In 2018, he released his single "Oh My" featuring fellow British rapper Ay Em. It peaked at 23 in the charts. He followed this up with the song "All We Know" which peaked at 64 and released an acoustic onto YouTube called "Count on Me".

In 2019, Dappy collaborated with Tory Lanez releasing 'Not Today'.

== Reception ==
In mid 2007, Dappy released "Love for My Slum" with fellow UK rap artist Baker Trouble, which was number one on Channel U (then Channel AKA, now Now 70s) for several weeks and was a big hit in the underground urban scene. However, it didn't do as well with the media and was heavily criticised for a scene in which Dappy is standing outside a block of expensive luxury flats with a "rich kid" who is trying to look like a gangster. The Independent wrote, "His lyrics combine jealousy with anger: 'You got too much to lose / You're in a great position... You wouldn't last a minute where I'm from / You'd go missing / So appreciate what you got / 'cos I'm still wishing.' And then he grabs the rich kid by his coat, pulls him toward him, and punches him in the face. The silent boy falls instantly to the pavement ... Do scenes like these suggest that music videos are encouraging their viewers to indulge in criminality?". Other papers put that he was "idolising thuggery". When asked in interviews about the single, following these comments he said "these people need to listen to the lyrics, they are about showing appreciation to what you've got".

Dataset entries

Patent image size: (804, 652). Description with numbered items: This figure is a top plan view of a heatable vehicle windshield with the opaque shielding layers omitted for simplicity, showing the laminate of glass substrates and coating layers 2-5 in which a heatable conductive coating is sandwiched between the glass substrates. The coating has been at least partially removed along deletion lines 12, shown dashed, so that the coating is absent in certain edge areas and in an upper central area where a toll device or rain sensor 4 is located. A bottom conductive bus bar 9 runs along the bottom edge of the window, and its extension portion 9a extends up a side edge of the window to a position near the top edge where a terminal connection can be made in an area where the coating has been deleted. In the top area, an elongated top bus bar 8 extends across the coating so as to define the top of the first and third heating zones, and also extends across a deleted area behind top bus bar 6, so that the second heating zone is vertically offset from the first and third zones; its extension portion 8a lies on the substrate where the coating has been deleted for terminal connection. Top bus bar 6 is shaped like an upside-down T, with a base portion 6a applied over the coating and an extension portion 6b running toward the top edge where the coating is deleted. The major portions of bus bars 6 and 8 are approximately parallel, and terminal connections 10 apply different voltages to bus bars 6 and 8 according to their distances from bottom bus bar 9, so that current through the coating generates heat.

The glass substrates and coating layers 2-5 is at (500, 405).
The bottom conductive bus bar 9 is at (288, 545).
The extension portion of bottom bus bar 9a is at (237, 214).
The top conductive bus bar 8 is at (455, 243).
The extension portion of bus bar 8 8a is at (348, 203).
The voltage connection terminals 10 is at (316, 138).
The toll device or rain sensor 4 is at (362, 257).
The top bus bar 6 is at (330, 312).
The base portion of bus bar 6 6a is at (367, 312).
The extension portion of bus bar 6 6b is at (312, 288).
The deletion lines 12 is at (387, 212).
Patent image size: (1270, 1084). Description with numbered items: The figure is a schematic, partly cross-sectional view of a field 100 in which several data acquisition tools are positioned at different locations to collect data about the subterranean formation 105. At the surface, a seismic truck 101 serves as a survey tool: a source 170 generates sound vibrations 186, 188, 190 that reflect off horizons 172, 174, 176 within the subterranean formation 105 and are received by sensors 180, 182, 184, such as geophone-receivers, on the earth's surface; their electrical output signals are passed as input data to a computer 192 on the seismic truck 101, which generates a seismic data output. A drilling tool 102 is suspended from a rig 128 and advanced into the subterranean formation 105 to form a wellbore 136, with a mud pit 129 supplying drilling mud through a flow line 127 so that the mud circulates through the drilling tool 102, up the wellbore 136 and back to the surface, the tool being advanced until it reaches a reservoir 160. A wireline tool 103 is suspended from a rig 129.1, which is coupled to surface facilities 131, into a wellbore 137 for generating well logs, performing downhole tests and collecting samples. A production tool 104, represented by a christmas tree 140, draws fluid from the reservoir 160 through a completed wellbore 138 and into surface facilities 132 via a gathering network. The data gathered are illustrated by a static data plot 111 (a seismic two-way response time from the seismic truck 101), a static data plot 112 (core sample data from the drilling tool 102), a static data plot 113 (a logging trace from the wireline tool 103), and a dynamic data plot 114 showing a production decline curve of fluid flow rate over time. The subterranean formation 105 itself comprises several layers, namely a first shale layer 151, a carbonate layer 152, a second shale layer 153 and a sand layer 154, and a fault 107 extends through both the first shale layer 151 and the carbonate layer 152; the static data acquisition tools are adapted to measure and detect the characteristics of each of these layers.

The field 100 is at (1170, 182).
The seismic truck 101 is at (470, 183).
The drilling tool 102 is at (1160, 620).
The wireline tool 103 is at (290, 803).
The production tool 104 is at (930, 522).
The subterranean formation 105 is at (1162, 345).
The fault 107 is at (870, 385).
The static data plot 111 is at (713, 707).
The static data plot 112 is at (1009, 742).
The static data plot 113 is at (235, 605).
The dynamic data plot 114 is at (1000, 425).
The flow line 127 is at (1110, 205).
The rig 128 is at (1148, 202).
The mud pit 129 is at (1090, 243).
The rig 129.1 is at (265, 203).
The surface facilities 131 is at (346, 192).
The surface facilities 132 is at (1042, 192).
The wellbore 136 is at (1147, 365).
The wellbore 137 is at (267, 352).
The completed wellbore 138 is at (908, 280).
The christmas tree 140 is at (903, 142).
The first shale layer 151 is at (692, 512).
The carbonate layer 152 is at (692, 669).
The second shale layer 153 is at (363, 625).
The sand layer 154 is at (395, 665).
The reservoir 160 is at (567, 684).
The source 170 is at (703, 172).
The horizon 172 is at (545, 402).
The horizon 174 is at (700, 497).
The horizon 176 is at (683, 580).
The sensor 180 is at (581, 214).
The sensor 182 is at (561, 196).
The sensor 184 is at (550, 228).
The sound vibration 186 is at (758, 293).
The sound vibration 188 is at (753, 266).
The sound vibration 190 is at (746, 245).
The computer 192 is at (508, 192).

LIST OF TASKS -
A. In the passage about Dappy's music, what position did the single "Oh My" reach in the charts?
B. Carry on the passage about Dappy's music, picking up right after its final sentence.

RESPONSE LIST -
A. It peaked at 23 in the charts.

B.
== The Chris Moyles Show incident ==

On 12 January 2010, Contostavlos appeared on The Chris Moyles Show on BBC Radio 1 with Fazer and Tulisa. The show received a text message from a woman in Boston, Lincolnshire, complaining that Dappy was "vile" and "a little boy with a silly hat" and that N-Dubz were "losers". Dappy secretly copied her phone number from the studio console and, the following day, tried calling her and sent threatening messages including: "Your [sic] gonna die. U sent a very bad msg towards Ndubz on The Chris Moyels [sic] show yesterday Morning and for that reason u will never be left alone!!! u say sorry I will leave u alone u ****." The woman claimed that she continued to receive messages after declining to apologise, one of which said: "u dum f*********head u can call me names over the radio but when I call u direct u chicken out u punk!nana f******niii, Dappy". Dappy's management later apologised on his behalf and offered free tickets to one of his concerts, but he has not apologised to the woman personally. N-Dubz were subsequently dropped from the Government's anti-bullying "R U Cyber Safe?" campaign.

== Personal life ==
Dappy is cousin to fellow band member Tulisa. He lives in St Albans. He has two sons, Gino and Milo.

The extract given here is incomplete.